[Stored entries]
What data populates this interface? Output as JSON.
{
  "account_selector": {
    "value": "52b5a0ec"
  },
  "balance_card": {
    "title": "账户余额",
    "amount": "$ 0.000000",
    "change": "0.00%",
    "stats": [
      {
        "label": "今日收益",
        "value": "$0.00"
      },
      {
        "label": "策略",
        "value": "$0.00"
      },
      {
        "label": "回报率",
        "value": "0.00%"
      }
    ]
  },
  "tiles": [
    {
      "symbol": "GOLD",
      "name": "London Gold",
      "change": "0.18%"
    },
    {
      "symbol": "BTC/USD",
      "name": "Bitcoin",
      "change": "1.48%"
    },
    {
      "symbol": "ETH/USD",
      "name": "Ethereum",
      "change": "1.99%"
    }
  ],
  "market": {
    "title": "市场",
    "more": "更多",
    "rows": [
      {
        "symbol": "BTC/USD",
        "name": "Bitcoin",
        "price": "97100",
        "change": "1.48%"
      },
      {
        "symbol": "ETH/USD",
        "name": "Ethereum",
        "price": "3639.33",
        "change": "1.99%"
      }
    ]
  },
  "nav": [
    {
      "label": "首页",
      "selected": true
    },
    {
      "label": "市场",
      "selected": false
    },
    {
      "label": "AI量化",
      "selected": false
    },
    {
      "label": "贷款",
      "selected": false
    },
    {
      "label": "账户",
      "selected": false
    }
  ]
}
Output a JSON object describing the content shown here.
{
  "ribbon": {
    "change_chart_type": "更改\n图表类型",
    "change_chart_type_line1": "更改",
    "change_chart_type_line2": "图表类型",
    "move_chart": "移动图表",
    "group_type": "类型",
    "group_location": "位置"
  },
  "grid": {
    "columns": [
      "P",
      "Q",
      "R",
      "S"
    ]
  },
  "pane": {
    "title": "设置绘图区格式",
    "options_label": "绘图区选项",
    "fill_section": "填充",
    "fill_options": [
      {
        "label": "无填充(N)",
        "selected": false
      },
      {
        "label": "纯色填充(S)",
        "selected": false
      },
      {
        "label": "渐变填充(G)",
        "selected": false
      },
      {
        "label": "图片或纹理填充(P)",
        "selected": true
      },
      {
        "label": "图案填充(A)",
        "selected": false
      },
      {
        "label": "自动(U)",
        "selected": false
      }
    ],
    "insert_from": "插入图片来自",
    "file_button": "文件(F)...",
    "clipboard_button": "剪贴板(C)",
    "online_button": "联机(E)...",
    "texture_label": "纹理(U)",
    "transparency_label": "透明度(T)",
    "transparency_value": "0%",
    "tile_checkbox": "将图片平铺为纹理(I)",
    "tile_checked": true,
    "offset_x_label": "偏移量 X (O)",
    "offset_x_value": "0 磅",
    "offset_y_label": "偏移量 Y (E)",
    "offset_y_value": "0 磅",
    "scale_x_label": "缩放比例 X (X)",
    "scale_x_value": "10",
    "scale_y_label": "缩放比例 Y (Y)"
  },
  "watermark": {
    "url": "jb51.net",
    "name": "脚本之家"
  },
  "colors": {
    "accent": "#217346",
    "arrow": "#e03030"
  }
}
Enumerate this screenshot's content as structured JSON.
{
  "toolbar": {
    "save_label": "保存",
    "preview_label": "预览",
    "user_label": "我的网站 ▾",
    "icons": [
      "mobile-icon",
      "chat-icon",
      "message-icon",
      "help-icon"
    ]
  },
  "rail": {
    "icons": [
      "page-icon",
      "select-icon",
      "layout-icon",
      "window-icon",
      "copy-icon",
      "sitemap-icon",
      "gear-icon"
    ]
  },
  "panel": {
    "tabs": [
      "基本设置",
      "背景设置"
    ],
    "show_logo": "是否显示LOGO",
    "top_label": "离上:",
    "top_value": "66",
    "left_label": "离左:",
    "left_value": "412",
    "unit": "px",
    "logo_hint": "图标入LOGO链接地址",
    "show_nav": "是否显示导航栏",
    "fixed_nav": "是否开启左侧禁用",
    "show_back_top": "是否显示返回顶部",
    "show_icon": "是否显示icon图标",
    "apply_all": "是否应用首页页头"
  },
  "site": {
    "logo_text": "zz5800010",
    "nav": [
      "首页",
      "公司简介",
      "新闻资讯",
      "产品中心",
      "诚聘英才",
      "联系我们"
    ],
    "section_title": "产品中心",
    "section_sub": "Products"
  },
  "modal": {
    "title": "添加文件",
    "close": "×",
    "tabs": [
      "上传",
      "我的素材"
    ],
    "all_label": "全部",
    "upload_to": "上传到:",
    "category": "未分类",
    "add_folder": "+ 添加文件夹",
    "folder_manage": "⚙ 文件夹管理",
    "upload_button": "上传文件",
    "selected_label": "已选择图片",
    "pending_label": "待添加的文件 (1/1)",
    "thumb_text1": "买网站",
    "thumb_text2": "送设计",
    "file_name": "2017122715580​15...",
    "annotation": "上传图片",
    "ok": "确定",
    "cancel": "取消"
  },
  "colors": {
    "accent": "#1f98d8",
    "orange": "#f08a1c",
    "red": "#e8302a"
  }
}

**GIVEN TASK**
Only the count is needed: the number of lines in the data that include the word "缩放比例".

**FINISHED TASK**
2